- [What you will do]: Copy out every line that contains the word "toujours".

- [Material provided]:

----------------

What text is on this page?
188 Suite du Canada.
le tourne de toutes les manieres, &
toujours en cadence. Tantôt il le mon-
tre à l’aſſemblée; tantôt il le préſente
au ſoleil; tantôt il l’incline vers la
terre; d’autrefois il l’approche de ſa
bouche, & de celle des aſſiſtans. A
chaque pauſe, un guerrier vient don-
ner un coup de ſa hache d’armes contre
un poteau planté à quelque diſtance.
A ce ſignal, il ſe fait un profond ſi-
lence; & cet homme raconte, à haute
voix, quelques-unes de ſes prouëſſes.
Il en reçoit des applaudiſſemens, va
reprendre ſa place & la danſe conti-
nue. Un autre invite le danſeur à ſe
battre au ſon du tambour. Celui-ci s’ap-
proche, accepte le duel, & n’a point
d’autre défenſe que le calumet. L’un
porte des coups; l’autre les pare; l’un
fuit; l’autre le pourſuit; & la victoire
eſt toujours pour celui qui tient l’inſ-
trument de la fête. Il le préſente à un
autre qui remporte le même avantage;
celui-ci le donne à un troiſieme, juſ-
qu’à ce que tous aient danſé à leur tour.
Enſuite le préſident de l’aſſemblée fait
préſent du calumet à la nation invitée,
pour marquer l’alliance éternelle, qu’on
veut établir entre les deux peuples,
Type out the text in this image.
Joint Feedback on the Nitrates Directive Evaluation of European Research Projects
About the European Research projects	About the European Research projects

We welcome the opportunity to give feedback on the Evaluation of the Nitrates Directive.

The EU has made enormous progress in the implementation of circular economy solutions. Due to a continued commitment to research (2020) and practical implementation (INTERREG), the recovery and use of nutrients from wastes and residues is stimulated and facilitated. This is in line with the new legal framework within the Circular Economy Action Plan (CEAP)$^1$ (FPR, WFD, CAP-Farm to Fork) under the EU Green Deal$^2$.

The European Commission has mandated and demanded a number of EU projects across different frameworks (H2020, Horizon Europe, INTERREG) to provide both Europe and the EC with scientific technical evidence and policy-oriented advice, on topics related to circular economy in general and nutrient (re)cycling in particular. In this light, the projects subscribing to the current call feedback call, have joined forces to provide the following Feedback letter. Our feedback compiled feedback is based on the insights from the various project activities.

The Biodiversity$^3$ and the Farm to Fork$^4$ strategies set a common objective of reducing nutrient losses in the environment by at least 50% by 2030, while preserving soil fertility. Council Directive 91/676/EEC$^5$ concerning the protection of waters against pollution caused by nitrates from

----------------

- [Answer to this problem]:
toujours en cadence. Tantôt il le mon-
eſt toujours pour celui qui tient l’inſ-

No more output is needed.